EXERCISE DIRECTIONS -
Copy out each line of the data that holds the word "舌尖上的安全".

____

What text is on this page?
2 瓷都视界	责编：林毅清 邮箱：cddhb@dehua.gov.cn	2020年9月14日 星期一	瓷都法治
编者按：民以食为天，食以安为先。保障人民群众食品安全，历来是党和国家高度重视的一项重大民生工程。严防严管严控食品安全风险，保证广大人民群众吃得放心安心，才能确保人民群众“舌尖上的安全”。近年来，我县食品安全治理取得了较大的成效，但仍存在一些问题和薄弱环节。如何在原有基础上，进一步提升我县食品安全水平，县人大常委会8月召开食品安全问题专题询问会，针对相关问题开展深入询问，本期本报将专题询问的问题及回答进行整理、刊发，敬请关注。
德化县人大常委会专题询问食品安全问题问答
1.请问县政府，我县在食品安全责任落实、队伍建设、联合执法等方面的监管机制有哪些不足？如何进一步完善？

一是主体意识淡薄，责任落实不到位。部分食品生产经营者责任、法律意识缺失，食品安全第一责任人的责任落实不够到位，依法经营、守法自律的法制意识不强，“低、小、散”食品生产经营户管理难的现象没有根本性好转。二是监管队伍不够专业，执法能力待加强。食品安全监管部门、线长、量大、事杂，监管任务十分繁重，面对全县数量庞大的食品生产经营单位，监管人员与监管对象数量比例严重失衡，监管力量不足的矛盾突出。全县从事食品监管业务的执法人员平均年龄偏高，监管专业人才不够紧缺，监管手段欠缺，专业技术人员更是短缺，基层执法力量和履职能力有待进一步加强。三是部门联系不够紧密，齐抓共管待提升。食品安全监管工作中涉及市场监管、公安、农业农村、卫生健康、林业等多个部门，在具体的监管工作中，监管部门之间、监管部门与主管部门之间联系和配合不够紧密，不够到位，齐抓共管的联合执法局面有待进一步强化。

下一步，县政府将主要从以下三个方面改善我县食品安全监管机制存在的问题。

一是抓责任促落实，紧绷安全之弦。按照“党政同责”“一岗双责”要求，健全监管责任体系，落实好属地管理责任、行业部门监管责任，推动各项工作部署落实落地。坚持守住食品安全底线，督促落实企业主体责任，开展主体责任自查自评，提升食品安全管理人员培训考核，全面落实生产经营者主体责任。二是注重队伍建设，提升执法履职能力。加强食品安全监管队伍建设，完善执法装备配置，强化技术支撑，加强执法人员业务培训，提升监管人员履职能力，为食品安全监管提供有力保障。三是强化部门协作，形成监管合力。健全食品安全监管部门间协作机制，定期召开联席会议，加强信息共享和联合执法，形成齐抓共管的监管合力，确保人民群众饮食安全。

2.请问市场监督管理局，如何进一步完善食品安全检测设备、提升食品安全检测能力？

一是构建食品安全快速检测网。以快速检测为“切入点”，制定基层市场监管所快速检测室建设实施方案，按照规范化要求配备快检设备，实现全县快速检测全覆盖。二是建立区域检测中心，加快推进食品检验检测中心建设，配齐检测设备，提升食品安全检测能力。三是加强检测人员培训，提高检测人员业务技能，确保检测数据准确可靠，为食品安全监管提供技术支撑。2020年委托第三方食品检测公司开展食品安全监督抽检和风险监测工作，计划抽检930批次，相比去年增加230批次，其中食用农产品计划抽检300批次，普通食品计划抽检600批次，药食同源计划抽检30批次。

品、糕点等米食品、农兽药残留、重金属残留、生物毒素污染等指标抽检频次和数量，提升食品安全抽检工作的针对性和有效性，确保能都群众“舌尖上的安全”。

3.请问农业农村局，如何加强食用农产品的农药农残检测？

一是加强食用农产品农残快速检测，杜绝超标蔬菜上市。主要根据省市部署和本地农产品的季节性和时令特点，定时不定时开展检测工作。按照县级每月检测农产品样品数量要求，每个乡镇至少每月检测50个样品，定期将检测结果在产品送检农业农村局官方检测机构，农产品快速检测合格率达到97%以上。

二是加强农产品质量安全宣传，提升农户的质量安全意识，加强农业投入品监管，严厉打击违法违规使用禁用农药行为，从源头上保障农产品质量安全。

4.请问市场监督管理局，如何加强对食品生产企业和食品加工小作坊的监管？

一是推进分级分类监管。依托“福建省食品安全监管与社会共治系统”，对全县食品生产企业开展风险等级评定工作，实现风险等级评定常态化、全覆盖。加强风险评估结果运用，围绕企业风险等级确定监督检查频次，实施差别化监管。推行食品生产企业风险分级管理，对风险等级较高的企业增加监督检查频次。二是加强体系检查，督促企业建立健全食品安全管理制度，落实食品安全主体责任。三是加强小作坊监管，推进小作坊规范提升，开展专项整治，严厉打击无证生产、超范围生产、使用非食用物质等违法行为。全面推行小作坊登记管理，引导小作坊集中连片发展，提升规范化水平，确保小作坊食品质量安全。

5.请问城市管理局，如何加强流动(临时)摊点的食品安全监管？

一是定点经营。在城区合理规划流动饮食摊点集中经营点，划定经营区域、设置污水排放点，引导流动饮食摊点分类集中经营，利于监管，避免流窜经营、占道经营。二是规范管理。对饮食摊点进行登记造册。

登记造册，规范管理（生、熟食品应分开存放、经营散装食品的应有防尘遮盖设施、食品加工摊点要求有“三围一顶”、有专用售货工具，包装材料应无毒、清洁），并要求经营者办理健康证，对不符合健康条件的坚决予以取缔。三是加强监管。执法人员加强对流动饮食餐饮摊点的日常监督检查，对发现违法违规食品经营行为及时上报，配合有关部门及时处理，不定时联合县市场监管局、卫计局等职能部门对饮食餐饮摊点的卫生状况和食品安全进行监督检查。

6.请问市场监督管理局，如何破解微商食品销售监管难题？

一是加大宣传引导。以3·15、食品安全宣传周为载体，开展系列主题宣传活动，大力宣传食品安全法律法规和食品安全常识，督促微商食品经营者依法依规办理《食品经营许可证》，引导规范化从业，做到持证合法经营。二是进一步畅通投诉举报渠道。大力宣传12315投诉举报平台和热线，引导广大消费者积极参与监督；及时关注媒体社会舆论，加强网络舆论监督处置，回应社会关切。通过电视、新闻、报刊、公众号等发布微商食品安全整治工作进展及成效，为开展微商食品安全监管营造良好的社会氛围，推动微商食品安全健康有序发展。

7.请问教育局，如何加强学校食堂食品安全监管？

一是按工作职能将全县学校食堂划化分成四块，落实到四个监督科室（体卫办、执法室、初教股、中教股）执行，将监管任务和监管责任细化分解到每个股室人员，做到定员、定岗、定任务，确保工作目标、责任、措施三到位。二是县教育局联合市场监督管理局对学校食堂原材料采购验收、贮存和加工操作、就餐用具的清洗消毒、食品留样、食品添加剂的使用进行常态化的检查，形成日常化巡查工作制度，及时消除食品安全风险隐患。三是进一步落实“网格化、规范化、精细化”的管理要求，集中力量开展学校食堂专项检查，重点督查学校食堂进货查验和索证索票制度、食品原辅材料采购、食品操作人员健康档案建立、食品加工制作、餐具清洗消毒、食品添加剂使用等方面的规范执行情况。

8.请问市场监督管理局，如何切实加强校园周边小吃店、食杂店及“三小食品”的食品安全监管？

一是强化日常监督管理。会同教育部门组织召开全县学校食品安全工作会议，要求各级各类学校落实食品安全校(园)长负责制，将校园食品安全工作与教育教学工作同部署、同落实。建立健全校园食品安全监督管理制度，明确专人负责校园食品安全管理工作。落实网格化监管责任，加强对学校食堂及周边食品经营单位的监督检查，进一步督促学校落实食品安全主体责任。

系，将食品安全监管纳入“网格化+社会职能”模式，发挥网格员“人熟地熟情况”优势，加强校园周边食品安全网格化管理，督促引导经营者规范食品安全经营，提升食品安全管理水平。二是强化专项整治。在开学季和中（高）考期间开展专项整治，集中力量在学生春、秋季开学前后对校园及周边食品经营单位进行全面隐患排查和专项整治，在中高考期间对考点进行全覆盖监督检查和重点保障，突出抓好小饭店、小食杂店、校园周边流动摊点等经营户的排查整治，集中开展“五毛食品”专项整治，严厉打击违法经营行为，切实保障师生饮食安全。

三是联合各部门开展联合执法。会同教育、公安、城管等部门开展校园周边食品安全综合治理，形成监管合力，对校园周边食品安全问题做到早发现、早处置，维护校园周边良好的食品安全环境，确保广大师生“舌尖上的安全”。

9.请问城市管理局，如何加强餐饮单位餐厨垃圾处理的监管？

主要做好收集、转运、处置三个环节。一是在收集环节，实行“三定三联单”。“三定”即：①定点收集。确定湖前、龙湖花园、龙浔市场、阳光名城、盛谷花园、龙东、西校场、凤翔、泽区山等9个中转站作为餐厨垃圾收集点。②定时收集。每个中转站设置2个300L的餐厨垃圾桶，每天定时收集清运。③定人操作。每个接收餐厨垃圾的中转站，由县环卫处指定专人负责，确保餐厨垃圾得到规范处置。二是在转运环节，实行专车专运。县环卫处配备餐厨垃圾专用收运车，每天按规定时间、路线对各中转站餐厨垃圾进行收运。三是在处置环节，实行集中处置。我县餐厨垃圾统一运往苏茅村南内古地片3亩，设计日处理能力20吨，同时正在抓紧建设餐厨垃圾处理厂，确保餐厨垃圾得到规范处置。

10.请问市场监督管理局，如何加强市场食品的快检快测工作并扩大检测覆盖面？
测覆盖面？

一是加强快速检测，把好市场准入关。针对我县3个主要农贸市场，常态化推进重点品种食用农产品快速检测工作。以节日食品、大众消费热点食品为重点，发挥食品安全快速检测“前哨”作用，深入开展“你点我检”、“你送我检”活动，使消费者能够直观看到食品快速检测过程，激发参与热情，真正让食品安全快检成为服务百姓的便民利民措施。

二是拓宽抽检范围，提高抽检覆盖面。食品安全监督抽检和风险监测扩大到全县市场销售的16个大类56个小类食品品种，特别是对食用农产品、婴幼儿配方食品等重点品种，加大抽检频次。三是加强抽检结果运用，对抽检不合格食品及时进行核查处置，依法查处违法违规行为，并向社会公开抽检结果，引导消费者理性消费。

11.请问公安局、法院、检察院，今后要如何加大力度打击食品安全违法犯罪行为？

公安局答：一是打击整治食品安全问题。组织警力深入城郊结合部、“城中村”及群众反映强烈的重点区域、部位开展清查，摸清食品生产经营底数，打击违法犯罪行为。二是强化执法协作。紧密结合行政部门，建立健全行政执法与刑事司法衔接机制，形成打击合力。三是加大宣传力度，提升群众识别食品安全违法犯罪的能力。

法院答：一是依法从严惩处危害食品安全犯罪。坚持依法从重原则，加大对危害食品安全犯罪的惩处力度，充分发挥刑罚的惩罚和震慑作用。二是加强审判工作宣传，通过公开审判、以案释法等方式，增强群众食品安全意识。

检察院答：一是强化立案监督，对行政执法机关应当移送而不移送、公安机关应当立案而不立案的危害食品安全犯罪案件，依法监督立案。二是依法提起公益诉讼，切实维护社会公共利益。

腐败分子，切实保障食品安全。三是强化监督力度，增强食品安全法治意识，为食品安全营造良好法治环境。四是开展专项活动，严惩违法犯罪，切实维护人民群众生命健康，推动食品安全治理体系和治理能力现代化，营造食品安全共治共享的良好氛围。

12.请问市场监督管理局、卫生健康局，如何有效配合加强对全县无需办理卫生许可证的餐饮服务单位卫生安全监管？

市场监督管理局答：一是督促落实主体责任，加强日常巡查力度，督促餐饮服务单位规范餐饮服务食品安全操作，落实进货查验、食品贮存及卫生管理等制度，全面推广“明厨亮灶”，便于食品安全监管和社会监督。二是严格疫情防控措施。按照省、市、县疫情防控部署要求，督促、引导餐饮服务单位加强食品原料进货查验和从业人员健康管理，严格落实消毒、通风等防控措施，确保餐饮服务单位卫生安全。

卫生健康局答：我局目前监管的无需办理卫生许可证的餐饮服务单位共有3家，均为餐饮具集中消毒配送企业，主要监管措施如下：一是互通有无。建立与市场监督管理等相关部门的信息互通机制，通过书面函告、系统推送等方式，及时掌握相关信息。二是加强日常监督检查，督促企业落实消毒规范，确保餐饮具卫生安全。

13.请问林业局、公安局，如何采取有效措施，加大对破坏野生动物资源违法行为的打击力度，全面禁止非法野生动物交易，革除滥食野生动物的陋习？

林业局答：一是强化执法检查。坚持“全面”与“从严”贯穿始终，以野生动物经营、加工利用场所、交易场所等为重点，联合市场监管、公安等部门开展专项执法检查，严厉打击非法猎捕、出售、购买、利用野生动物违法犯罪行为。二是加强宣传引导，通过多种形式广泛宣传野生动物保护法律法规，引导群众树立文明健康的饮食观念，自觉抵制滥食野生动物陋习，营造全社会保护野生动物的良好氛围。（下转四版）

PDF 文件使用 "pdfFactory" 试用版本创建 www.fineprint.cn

____

FINISHED ANSWER -
编者按：民以食为天，食以安为先。保障人民群众食品安全，历来是党和国家高度重视的一项重大民生工程。严防严管严控食品安全风险，保证广大人民群众吃得放心安心，才能确保人民群众“舌尖上的安全”。近年来，我县食品安全治理取得了较大的成效，但仍存在一些问题和薄弱环节。如何在原有基础上，进一步提升我县食品安全水平，县人大常委会8月召开食品安全问题专题询问会，针对相关问题开展深入询问，本期本报将专题询问的问题及回答进行整理、刊发，敬请关注。
品、糕点等米食品、农兽药残留、重金属残留、生物毒素污染等指标抽检频次和数量，提升食品安全抽检工作的针对性和有效性，确保能都群众“舌尖上的安全”。
三是联合各部门开展联合执法。会同教育、公安、城管等部门开展校园周边食品安全综合治理，形成监管合力，对校园周边食品安全问题做到早发现、早处置，维护校园周边良好的食品安全环境，确保广大师生“舌尖上的安全”。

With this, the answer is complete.